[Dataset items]
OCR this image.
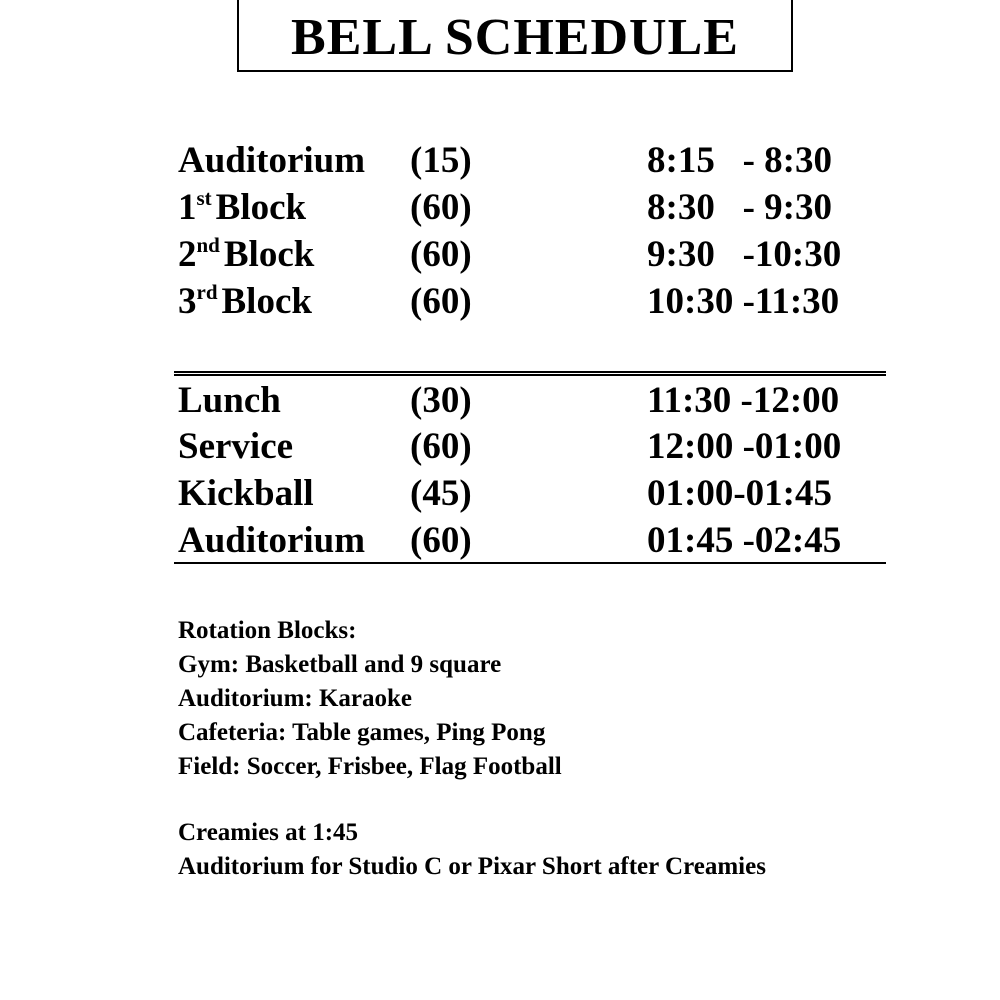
BELL SCHEDULE
Auditorium (15)	8:15   - 8:30
1st Block	(60)	8:30   - 9:30
2nd Block	(60)	9:30   -10:30
3rd Block	(60)	10:30 -11:30
Lunch	(30)	11:30 -12:00
Service	(60)	12:00 -01:00
Kickball	(45)	01:00-01:45
Auditorium (60)	01:45 -02:45
Rotation Blocks:
Gym: Basketball and 9 square
Auditorium: Karaoke
Cafeteria: Table games, Ping Pong
Field: Soccer, Frisbee, Flag Football
Creamies at 1:45
Auditorium for Studio C or Pixar Short after Creamies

_Stated problem_:
Copy all the entries word for word. Omit any pictures.

_Output for this exercise_:
OCR this image.
BELL SCHEDULE
Auditorium (15)	8:15   - 8:30
1st Block	(60)	8:30   - 9:30
2nd Block	(60)	9:30   -10:30
3rd Block	(60)	10:30 -11:30
Lunch	(30)	11:30 -12:00
Service	(60)	12:00 -01:00
Kickball	(45)	01:00-01:45
Auditorium (60)	01:45 -02:45
Rotation Blocks:
Gym: Basketball and 9 square
Auditorium: Karaoke
Cafeteria: Table games, Ping Pong
Field: Soccer, Frisbee, Flag Football
Creamies at 1:45
Auditorium for Studio C or Pixar Short after Creamies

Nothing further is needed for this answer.